Look through the lines below and extract each one that contains "Enter".

= Exercise material =
★ ★ ★ ★ ★ ★ ★

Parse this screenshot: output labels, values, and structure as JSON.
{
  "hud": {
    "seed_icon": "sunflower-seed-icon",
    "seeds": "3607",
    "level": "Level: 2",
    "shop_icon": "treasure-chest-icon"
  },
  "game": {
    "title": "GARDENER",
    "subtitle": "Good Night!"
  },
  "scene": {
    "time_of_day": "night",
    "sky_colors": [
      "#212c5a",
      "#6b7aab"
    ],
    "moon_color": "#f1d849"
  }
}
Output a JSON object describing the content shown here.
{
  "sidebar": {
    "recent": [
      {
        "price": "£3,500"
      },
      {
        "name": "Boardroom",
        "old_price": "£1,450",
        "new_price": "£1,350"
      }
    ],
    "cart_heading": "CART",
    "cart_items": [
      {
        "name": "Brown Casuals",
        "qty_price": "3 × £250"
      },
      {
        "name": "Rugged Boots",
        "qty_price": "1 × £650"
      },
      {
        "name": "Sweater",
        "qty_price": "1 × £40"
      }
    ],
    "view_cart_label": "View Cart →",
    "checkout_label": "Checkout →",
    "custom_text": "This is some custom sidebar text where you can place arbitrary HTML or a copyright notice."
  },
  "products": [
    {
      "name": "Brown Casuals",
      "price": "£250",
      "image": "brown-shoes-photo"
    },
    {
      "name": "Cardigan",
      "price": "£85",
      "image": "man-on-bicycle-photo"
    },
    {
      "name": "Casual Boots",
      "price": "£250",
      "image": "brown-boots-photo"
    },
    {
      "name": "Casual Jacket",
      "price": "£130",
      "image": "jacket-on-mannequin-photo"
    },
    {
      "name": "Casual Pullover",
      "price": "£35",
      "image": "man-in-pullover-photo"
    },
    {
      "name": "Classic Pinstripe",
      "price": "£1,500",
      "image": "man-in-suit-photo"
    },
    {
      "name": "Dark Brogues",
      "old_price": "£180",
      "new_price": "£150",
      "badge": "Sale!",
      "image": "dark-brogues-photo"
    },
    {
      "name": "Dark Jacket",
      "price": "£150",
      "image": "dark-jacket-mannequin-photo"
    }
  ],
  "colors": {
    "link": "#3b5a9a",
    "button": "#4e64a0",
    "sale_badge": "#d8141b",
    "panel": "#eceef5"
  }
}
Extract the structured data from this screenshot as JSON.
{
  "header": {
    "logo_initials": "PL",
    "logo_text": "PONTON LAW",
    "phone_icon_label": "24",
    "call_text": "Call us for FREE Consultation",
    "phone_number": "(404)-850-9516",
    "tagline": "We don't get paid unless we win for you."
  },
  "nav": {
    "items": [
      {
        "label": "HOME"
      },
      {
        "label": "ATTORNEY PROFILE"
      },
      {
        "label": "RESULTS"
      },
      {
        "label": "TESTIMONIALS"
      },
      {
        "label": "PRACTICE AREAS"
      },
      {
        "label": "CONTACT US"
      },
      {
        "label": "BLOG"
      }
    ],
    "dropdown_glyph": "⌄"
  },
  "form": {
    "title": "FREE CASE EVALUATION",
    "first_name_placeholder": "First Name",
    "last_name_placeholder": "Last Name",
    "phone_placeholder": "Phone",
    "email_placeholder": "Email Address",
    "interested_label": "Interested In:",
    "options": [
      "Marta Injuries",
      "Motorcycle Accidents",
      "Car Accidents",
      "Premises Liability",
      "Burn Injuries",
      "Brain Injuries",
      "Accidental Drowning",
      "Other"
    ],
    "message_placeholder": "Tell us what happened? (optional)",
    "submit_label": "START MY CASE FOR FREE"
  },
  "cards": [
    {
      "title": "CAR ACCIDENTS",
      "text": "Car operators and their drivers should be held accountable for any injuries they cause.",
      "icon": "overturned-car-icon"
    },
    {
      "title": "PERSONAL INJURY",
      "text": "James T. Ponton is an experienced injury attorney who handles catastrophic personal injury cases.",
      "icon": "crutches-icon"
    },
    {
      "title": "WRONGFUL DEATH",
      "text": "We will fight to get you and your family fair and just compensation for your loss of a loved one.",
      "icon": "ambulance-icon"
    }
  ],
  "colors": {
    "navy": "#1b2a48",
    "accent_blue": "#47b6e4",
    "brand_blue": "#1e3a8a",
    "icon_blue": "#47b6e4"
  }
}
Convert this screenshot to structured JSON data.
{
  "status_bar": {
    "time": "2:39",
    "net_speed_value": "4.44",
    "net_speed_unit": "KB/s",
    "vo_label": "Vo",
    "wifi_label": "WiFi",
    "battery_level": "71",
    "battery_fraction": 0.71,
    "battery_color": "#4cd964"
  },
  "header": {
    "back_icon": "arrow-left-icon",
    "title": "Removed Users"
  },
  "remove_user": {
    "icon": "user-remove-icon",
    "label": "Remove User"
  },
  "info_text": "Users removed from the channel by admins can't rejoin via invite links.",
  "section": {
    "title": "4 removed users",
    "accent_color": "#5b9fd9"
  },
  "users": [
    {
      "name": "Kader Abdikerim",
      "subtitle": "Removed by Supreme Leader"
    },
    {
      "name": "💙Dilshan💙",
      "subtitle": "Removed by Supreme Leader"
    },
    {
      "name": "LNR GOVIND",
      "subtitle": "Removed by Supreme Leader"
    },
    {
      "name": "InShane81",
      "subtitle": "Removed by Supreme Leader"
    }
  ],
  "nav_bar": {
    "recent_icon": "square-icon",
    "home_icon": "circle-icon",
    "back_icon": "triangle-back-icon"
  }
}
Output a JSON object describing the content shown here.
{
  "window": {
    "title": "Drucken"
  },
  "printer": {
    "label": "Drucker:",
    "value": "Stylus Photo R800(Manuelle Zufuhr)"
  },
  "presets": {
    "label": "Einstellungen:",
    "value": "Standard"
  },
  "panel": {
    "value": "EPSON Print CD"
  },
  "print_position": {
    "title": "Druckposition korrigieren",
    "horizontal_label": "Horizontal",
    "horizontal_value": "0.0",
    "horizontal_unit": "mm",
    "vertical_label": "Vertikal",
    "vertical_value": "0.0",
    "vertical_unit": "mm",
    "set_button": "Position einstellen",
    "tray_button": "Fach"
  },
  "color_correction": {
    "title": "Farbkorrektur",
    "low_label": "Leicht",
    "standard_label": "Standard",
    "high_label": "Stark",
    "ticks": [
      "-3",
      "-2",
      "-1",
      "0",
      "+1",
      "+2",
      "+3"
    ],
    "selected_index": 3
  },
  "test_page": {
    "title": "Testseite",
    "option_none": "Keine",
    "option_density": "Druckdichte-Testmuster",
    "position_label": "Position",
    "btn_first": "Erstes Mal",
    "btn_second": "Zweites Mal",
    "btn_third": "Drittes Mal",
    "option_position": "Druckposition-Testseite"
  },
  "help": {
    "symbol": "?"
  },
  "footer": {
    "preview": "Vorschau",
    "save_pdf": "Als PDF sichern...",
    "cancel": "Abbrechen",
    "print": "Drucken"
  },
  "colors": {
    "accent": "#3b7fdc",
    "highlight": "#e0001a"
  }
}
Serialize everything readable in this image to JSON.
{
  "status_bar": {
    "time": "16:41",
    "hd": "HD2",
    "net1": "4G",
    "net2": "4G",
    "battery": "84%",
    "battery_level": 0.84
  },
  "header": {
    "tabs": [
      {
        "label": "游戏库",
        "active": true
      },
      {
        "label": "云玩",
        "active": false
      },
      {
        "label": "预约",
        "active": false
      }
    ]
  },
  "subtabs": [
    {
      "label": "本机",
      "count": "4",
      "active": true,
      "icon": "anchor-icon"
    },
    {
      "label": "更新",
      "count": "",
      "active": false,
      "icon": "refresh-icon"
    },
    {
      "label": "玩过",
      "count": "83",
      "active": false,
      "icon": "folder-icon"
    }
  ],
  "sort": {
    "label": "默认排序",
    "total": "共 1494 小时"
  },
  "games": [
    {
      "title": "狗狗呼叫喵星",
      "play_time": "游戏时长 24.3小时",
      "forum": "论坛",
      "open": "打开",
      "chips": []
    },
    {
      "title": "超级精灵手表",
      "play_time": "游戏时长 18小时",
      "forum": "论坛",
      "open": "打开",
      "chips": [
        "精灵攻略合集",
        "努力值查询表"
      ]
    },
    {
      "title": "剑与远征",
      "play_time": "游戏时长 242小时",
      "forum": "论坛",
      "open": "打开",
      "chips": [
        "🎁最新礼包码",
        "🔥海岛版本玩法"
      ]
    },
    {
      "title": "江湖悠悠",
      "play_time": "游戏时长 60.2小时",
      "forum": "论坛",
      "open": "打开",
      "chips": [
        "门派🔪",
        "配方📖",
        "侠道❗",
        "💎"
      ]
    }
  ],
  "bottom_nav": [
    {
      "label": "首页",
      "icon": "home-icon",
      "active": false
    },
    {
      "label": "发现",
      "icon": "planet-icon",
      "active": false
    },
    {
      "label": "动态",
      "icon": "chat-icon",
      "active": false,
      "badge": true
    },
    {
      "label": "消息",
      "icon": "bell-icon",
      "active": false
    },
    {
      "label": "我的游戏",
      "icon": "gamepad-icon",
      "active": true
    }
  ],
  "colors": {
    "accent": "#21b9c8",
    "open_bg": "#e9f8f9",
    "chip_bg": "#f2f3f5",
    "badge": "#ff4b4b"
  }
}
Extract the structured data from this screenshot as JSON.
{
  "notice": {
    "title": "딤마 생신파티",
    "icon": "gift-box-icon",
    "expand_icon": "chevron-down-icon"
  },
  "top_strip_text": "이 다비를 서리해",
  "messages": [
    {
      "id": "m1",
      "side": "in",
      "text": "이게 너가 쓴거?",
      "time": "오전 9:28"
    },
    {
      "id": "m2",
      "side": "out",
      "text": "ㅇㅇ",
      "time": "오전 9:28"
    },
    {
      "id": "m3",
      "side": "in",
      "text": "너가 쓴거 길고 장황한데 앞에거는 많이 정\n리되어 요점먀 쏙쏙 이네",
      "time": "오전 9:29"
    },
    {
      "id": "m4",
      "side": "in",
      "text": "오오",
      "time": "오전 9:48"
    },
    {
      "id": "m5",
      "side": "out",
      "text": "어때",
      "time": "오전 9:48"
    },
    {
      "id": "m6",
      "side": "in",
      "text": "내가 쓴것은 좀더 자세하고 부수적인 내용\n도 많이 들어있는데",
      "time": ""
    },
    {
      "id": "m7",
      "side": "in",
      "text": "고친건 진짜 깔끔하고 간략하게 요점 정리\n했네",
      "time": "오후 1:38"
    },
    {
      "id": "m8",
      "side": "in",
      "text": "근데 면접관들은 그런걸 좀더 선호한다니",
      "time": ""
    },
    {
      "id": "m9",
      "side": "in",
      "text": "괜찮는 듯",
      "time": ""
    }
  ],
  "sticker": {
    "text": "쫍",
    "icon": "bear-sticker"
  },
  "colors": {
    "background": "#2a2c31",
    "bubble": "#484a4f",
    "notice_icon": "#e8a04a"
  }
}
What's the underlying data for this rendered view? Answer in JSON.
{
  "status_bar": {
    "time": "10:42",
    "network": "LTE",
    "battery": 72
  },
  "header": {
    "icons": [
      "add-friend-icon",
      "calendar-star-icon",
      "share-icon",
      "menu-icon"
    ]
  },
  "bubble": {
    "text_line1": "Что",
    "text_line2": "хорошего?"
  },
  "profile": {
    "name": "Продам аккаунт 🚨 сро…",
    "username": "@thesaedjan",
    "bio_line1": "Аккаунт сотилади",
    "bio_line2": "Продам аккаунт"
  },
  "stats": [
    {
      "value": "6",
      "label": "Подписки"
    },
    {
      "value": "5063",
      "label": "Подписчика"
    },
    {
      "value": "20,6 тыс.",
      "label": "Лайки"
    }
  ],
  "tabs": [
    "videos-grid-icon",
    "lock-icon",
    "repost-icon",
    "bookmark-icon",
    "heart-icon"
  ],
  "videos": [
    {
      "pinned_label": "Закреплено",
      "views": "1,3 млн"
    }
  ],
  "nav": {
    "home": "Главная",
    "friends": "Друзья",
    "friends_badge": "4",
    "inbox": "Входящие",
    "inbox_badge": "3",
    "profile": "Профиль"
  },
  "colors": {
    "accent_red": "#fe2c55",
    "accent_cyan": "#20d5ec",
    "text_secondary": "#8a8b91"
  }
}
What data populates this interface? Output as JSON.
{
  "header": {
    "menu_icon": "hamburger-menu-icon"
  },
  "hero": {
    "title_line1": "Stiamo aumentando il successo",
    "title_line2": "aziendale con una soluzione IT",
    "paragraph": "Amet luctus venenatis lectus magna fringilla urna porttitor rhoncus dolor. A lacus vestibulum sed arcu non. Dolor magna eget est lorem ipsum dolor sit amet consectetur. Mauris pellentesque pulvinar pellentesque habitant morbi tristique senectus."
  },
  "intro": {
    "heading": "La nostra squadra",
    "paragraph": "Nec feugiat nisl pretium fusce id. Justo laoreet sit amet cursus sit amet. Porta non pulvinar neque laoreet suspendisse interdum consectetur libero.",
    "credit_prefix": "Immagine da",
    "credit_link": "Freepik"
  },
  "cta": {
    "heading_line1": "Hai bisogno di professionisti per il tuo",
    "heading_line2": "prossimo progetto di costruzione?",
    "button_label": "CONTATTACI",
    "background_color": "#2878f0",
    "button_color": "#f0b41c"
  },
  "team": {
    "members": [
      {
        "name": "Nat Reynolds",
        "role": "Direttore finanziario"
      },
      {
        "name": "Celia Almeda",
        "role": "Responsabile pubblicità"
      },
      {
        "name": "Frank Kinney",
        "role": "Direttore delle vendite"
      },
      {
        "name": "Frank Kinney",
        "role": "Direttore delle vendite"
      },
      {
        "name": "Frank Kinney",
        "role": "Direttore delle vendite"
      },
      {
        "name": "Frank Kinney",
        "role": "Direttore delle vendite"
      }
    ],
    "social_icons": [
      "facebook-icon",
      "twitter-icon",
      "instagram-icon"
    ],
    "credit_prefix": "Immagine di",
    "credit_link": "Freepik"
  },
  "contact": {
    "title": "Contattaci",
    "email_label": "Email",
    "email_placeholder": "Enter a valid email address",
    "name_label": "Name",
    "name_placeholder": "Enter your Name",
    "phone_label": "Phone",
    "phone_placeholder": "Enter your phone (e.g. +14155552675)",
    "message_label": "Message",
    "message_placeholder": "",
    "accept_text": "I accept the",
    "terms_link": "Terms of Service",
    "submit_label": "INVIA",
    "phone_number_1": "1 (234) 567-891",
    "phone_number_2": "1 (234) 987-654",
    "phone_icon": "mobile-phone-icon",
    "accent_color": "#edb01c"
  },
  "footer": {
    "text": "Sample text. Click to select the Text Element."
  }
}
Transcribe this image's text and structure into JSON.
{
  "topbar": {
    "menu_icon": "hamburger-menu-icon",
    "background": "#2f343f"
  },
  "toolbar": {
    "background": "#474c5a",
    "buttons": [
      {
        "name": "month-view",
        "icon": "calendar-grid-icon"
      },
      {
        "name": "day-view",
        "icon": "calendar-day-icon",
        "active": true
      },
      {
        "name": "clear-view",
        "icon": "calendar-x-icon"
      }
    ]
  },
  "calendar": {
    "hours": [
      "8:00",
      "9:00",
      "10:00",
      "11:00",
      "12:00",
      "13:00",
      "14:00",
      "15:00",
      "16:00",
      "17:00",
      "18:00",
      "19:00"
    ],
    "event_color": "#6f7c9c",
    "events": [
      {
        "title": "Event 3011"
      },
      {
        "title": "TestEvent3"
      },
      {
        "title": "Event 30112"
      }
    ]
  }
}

★ ★ ★ ★ ★ ★ ★

= Answer to this problem =
    "email_placeholder": "Enter a valid email address",
    "name_placeholder": "Enter your Name",
    "phone_placeholder": "Enter your phone (e.g. +14155552675)",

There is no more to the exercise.